Start DATA LISTING
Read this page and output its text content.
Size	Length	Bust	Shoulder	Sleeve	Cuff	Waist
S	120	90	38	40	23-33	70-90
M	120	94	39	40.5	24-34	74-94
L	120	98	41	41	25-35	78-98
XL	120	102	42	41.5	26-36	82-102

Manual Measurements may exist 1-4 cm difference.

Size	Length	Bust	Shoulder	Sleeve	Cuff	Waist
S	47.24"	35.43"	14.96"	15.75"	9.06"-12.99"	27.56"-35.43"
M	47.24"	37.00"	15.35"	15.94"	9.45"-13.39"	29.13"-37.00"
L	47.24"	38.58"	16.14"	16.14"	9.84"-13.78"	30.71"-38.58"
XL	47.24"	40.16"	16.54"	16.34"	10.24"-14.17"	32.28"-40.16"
End DATA LISTING
Using the material above, print every entry exactly as written.

Read this page and output its text content.
Size	Length	Bust	Shoulder	Sleeve	Cuff	Waist
S	120	90	38	40	23-33	70-90
M	120	94	39	40.5	24-34	74-94
L	120	98	41	41	25-35	78-98
XL	120	102	42	41.5	26-36	82-102

Manual Measurements may exist 1-4 cm difference.

Size	Length	Bust	Shoulder	Sleeve	Cuff	Waist
S	47.24"	35.43"	14.96"	15.75"	9.06"-12.99"	27.56"-35.43"
M	47.24"	37.00"	15.35"	15.94"	9.45"-13.39"	29.13"-37.00"
L	47.24"	38.58"	16.14"	16.14"	9.84"-13.78"	30.71"-38.58"
XL	47.24"	40.16"	16.54"	16.34"	10.24"-14.17"	32.28"-40.16"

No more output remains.